* _ENUNCIADO DEL EJERCICIO_: Transcribe sin cambios el trozo del texto proporcionado que arranca en las palabras "La guerra árabe-israelí" y acaba después de "judeo-estadounidenses e Israel.".

Norman G. Finkelstein


( 03 )



1.

HOLOCAUSTO

EMPIEZA A ESCRIBIRSE CON MAYÚSCULAS


(…)


La guerra árabe-israelí de junio de 1967 modificó radicalmente el panorama. Todas las fuentes coinciden en señalar que el Holocausto no se incorporó a la vida judía estadounidense hasta después de este conflicto. La explicación que suele darse a este cambio es que la vulnerabilidad y el aislamiento extremos de Israel durante la guerra de los Seis Días reavivaron el recuerdo del exterminio nazi. Mas lo cierto es que este análisis falsea tanto la realidad del equilibrio de poderes existente a la sazón en Oriente Medio, como la manera en que evolucionó la relación entre las elites judeo-estadounidenses e Israel.


En los años posteriores a la Segunda Guerra Mundial, las principales organizaciones judías de EEUU restaron importancia al holocausto nazi con objeto de adaptarse a las prioridades señaladas para la guerra fría por el gobierno estadounidense, y también su actitud hacia Israel estuvo a tono con la política de EEUU. Las elites judías de EEUU albergaban desde tiempo atrás profundos recelos con respecto a la existencia de un Estado judío. Esto se debía, por encima de todo, al miedo a que dicho Estado prestara credibilidad a la acusación que se les hacía de mantener una «doble lealtad». Estas inquietudes fueron cobrando mayor peso a medida que se intensificaba la guerra fría. Ya antes de que se fundara el Estado de Israel, los líderes judeo-estadounidenses dieron voz a la preocupación de que los dirigentes, mayoritariamente izquierdistas y originarios de Europa del Este, que regirían los destinos de Israel sumaran fuerzas con el bando soviético. Las organizaciones judías de EEUU acabaron por apoyar la campaña en pro de la creación de un Estado judío dirigida por el sionismo, pero no dejaron de prestar atención a las señales emitidas desde Washington para amoldarse a ellas. De hecho, el CJA respaldó la fundación de Israel movido sobre todo por el miedo a que sobreviniera un movimiento de reacción en contra de los judíos estadounidenses si los judíos apátridas que había en Europa no lograban establecerse definitivamente en un plazo breve. Israel se alineó con Occidente poco después de empezar a existir como Estado, pero muchos israelíes, con cargos políticos o sin ellos, conservaron una gran estima por la Unión Soviética; y, como era de prever, los líderes judeo-estadounidenses marcaron sus distancias con respecto a Israel.

* _DATOS_:
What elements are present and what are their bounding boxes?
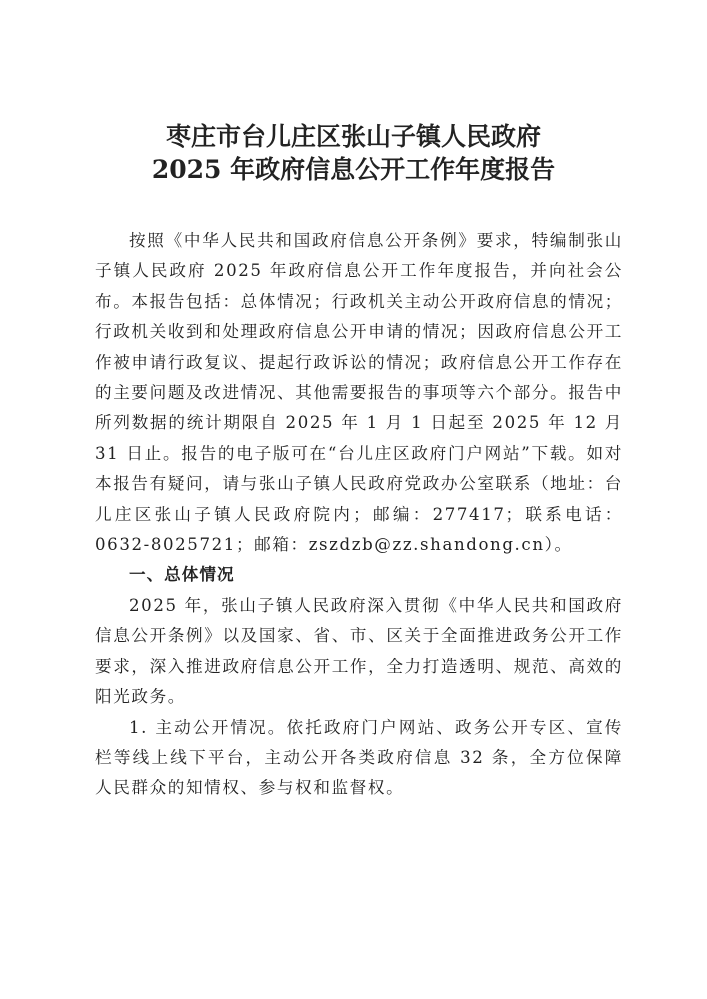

* _RESPUESTA AL EJERCICIO_:
La guerra árabe-israelí de junio de 1967 modificó radicalmente el panorama. Todas las fuentes coinciden en señalar que el Holocausto no se incorporó a la vida judía estadounidense hasta después de este conflicto. La explicación que suele darse a este cambio es que la vulnerabilidad y el aislamiento extremos de Israel durante la guerra de los Seis Días reavivaron el recuerdo del exterminio nazi. Mas lo cierto es que este análisis falsea tanto la realidad del equilibrio de poderes existente a la sazón en Oriente Medio, como la manera en que evolucionó la relación entre las elites judeo-estadounidenses e Israel.